> [Directions for this task]: Leave out the pictures and reproduce all of the data exactly.
****************************************
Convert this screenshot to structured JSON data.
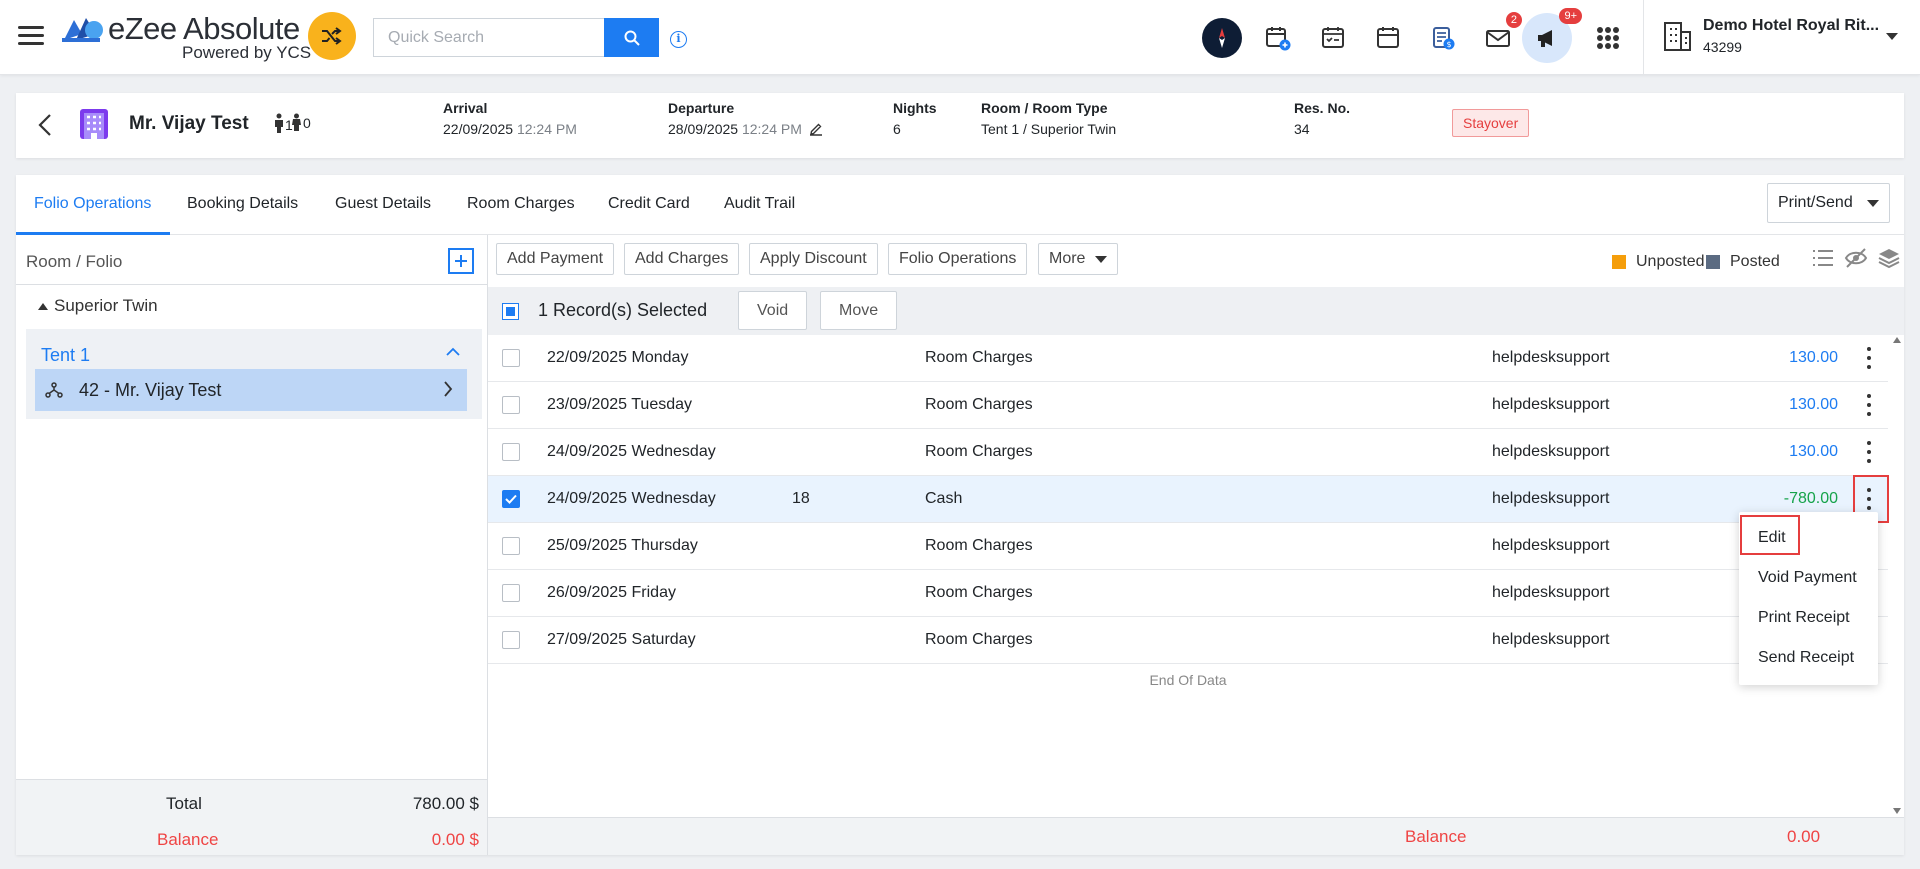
{
  "app": {
    "logo_title": "eZee Absolute",
    "logo_subtitle": "Powered by YCS",
    "search_placeholder": "Quick Search",
    "mail_badge": "2",
    "announce_badge": "9+",
    "hotel_name": "Demo Hotel Royal Rit...",
    "hotel_id": "43299"
  },
  "reservation": {
    "guest_name": "Mr. Vijay Test",
    "adults": "1",
    "children": "0",
    "arrival_label": "Arrival",
    "arrival_date": "22/09/2025",
    "arrival_time": "12:24 PM",
    "departure_label": "Departure",
    "departure_date": "28/09/2025",
    "departure_time": "12:24 PM",
    "nights_label": "Nights",
    "nights": "6",
    "room_label": "Room / Room Type",
    "room_value": "Tent 1 / Superior Twin",
    "resno_label": "Res. No.",
    "resno": "34",
    "status": "Stayover"
  },
  "tabs": [
    "Folio Operations",
    "Booking Details",
    "Guest Details",
    "Room Charges",
    "Credit Card",
    "Audit Trail"
  ],
  "print_send": "Print/Send",
  "left": {
    "title": "Room / Folio",
    "room_type": "Superior Twin",
    "room_name": "Tent 1",
    "folio": "42 - Mr. Vijay Test",
    "total_label": "Total",
    "total_value": "780.00 $",
    "balance_label": "Balance",
    "balance_value": "0.00 $"
  },
  "toolbar": {
    "add_payment": "Add Payment",
    "add_charges": "Add Charges",
    "apply_discount": "Apply Discount",
    "folio_operations": "Folio Operations",
    "more": "More",
    "unposted": "Unposted",
    "posted": "Posted",
    "unposted_color": "#f59e0b",
    "posted_color": "#5b6b82"
  },
  "selection": {
    "text": "1 Record(s) Selected",
    "void": "Void",
    "move": "Move"
  },
  "rows": [
    {
      "date": "22/09/2025 Monday",
      "ref": "",
      "desc": "Room Charges",
      "user": "helpdesksupport",
      "amount": "130.00"
    },
    {
      "date": "23/09/2025 Tuesday",
      "ref": "",
      "desc": "Room Charges",
      "user": "helpdesksupport",
      "amount": "130.00"
    },
    {
      "date": "24/09/2025 Wednesday",
      "ref": "",
      "desc": "Room Charges",
      "user": "helpdesksupport",
      "amount": "130.00"
    },
    {
      "date": "24/09/2025 Wednesday",
      "ref": "18",
      "desc": "Cash",
      "user": "helpdesksupport",
      "amount": "-780.00"
    },
    {
      "date": "25/09/2025 Thursday",
      "ref": "",
      "desc": "Room Charges",
      "user": "helpdesksupport",
      "amount": ""
    },
    {
      "date": "26/09/2025 Friday",
      "ref": "",
      "desc": "Room Charges",
      "user": "helpdesksupport",
      "amount": ""
    },
    {
      "date": "27/09/2025 Saturday",
      "ref": "",
      "desc": "Room Charges",
      "user": "helpdesksupport",
      "amount": ""
    }
  ],
  "end_of_data": "End Of Data",
  "footer": {
    "balance_label": "Balance",
    "balance_value": "0.00"
  },
  "popup": [
    "Edit",
    "Void Payment",
    "Print Receipt",
    "Send Receipt"
  ]
}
****************************************
> [Response to the task]:
Convert this screenshot to structured JSON data.
{
  "app": {
    "logo_title": "eZee Absolute",
    "logo_subtitle": "Powered by YCS",
    "search_placeholder": "Quick Search",
    "mail_badge": "2",
    "announce_badge": "9+",
    "hotel_name": "Demo Hotel Royal Rit...",
    "hotel_id": "43299"
  },
  "reservation": {
    "guest_name": "Mr. Vijay Test",
    "adults": "1",
    "children": "0",
    "arrival_label": "Arrival",
    "arrival_date": "22/09/2025",
    "arrival_time": "12:24 PM",
    "departure_label": "Departure",
    "departure_date": "28/09/2025",
    "departure_time": "12:24 PM",
    "nights_label": "Nights",
    "nights": "6",
    "room_label": "Room / Room Type",
    "room_value": "Tent 1 / Superior Twin",
    "resno_label": "Res. No.",
    "resno": "34",
    "status": "Stayover"
  },
  "tabs": [
    "Folio Operations",
    "Booking Details",
    "Guest Details",
    "Room Charges",
    "Credit Card",
    "Audit Trail"
  ],
  "print_send": "Print/Send",
  "left": {
    "title": "Room / Folio",
    "room_type": "Superior Twin",
    "room_name": "Tent 1",
    "folio": "42 - Mr. Vijay Test",
    "total_label": "Total",
    "total_value": "780.00 $",
    "balance_label": "Balance",
    "balance_value": "0.00 $"
  },
  "toolbar": {
    "add_payment": "Add Payment",
    "add_charges": "Add Charges",
    "apply_discount": "Apply Discount",
    "folio_operations": "Folio Operations",
    "more": "More",
    "unposted": "Unposted",
    "posted": "Posted",
    "unposted_color": "#f59e0b",
    "posted_color": "#5b6b82"
  },
  "selection": {
    "text": "1 Record(s) Selected",
    "void": "Void",
    "move": "Move"
  },
  "rows": [
    {
      "date": "22/09/2025 Monday",
      "ref": "",
      "desc": "Room Charges",
      "user": "helpdesksupport",
      "amount": "130.00"
    },
    {
      "date": "23/09/2025 Tuesday",
      "ref": "",
      "desc": "Room Charges",
      "user": "helpdesksupport",
      "amount": "130.00"
    },
    {
      "date": "24/09/2025 Wednesday",
      "ref": "",
      "desc": "Room Charges",
      "user": "helpdesksupport",
      "amount": "130.00"
    },
    {
      "date": "24/09/2025 Wednesday",
      "ref": "18",
      "desc": "Cash",
      "user": "helpdesksupport",
      "amount": "-780.00"
    },
    {
      "date": "25/09/2025 Thursday",
      "ref": "",
      "desc": "Room Charges",
      "user": "helpdesksupport",
      "amount": ""
    },
    {
      "date": "26/09/2025 Friday",
      "ref": "",
      "desc": "Room Charges",
      "user": "helpdesksupport",
      "amount": ""
    },
    {
      "date": "27/09/2025 Saturday",
      "ref": "",
      "desc": "Room Charges",
      "user": "helpdesksupport",
      "amount": ""
    }
  ],
  "end_of_data": "End Of Data",
  "footer": {
    "balance_label": "Balance",
    "balance_value": "0.00"
  },
  "popup": [
    "Edit",
    "Void Payment",
    "Print Receipt",
    "Send Receipt"
  ]
}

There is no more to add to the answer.